## What you have to do
Tally the lines holding the word "value" and state the count by itself.

BEGIN Extracted material

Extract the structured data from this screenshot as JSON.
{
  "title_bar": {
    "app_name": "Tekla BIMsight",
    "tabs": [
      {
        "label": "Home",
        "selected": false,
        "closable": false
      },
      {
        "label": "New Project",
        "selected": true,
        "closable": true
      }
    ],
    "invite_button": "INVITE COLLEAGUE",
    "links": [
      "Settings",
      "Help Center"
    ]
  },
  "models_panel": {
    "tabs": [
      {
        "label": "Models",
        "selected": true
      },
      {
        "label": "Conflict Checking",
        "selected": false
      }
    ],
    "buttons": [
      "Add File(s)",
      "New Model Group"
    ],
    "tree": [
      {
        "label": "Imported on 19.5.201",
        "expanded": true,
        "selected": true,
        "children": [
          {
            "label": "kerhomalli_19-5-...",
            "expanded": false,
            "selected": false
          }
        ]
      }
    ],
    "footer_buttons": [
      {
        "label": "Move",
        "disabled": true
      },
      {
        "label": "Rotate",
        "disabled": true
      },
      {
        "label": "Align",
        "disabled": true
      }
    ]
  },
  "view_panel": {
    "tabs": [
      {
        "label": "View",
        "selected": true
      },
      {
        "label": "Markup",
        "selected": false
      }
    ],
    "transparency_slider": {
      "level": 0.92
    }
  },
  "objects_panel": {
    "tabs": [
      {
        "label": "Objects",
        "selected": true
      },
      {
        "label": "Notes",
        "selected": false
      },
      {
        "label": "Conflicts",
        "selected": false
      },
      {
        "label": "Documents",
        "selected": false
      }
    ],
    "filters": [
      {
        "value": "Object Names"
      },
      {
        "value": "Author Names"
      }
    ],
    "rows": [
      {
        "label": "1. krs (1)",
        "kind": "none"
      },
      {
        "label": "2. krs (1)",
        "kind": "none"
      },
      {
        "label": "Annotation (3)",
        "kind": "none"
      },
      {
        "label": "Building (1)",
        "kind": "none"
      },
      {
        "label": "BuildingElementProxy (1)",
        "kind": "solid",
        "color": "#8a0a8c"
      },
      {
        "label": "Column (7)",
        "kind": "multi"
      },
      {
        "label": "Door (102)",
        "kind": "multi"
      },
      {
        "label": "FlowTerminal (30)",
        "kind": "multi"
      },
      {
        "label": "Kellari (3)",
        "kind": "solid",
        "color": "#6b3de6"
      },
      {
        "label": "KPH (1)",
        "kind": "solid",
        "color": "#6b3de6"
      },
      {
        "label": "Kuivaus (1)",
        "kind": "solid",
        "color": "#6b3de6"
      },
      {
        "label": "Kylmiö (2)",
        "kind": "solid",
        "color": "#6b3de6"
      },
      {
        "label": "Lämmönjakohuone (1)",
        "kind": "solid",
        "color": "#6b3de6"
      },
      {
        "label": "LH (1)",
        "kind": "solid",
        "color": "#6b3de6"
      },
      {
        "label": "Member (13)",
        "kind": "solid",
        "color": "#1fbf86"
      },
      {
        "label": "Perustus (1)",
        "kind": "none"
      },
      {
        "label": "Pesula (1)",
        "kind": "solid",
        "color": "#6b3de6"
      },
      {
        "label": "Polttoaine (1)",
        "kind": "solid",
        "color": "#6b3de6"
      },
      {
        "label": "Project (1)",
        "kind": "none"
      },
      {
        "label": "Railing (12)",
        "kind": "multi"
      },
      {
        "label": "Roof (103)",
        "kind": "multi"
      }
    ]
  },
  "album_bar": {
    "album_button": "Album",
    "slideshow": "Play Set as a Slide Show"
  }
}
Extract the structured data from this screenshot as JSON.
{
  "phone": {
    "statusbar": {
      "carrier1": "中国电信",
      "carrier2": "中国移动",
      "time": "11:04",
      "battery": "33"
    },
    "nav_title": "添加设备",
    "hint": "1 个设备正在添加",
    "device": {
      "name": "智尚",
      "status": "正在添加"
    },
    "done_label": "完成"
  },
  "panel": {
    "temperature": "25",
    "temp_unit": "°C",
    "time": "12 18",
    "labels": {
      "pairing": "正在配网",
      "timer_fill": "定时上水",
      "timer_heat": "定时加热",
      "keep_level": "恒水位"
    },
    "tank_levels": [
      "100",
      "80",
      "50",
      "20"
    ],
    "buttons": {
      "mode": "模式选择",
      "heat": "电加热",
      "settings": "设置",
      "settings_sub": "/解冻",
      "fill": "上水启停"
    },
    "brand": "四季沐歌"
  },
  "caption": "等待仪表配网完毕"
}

END Extracted material

## Completed exercise
2